Aim of the exercise>
Collect all lines containing the word "Benveniste" from the data.
........
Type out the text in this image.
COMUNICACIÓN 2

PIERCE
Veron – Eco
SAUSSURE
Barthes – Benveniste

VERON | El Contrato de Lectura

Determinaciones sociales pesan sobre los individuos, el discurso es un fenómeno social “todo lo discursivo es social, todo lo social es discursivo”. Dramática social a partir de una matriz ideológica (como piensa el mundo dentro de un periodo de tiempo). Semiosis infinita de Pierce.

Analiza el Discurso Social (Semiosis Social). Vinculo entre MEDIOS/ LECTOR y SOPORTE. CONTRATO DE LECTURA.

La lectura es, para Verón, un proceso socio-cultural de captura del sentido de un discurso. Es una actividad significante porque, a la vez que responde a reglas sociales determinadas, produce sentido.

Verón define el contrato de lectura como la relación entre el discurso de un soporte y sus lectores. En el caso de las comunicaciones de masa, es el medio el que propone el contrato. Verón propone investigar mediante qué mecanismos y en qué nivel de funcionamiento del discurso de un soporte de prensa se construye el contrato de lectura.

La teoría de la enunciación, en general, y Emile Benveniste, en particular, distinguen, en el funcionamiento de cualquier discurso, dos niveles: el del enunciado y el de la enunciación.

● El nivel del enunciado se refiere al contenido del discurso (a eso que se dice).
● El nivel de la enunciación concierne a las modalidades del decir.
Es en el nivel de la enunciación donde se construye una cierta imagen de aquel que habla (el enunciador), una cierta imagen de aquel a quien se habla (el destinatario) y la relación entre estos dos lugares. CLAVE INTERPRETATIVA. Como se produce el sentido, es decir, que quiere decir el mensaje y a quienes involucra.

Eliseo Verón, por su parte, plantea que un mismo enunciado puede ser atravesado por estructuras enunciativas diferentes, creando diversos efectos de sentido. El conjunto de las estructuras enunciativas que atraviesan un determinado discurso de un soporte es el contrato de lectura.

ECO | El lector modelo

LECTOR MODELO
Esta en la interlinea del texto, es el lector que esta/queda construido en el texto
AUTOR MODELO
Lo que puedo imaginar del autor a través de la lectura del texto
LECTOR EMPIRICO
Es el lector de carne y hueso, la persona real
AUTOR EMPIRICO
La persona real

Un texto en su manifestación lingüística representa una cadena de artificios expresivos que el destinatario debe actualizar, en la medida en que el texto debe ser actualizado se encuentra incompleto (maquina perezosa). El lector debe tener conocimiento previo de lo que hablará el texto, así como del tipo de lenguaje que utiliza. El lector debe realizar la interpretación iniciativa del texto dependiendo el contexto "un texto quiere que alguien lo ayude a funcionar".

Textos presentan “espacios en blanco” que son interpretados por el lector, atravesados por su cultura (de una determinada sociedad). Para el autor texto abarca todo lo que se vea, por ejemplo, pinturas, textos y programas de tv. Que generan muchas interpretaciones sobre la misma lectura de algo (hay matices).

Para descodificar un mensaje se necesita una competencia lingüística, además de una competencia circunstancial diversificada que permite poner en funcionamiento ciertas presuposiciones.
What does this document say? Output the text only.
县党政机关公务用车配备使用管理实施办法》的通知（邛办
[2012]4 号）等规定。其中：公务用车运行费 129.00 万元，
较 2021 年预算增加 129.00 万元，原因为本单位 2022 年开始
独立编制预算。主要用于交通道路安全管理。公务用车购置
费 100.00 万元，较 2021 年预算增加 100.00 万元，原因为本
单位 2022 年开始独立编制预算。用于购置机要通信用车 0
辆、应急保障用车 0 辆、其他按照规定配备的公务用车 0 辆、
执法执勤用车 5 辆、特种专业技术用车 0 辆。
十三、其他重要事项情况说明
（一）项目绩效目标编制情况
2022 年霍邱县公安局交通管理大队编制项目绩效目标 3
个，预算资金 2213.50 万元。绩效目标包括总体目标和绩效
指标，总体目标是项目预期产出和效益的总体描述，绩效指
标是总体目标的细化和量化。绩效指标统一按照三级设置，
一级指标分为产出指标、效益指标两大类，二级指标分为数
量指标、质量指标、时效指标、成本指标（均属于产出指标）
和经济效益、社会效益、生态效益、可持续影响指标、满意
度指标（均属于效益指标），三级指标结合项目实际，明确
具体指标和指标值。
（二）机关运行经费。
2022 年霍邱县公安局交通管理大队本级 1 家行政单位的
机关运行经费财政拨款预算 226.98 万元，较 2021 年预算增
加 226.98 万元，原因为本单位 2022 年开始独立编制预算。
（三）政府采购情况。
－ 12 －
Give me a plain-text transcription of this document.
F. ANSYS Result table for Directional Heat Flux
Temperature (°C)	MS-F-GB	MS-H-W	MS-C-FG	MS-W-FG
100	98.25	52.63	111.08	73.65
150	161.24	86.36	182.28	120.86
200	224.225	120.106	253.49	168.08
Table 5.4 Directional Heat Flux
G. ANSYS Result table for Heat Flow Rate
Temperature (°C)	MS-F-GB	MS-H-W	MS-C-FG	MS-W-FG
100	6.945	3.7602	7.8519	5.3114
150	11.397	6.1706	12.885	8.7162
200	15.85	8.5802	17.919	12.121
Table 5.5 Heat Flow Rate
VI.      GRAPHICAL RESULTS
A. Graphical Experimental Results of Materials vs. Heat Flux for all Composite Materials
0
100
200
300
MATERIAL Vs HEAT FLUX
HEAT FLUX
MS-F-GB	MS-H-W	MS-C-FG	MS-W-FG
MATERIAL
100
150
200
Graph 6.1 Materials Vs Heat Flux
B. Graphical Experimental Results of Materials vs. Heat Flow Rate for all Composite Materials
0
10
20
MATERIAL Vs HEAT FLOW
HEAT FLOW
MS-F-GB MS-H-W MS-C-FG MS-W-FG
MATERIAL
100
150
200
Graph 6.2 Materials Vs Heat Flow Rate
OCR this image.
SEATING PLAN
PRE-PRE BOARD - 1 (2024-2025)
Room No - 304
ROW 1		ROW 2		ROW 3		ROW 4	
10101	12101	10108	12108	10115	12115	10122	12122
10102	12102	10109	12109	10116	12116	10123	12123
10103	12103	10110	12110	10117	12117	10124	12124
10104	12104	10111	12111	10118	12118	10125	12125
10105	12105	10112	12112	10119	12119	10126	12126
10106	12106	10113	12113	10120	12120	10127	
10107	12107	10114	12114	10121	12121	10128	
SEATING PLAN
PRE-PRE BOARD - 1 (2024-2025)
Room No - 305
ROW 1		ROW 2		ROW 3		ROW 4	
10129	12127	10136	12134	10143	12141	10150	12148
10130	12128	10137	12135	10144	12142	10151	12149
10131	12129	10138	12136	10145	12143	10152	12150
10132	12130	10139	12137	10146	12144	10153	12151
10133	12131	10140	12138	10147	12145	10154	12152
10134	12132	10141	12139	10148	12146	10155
........
Completed task>
Barthes – Benveniste
La teoría de la enunciación, en general, y Emile Benveniste, en particular, distinguen, en el funcionamiento de cualquier discurso, dos niveles: el del enunciado y el de la enunciación.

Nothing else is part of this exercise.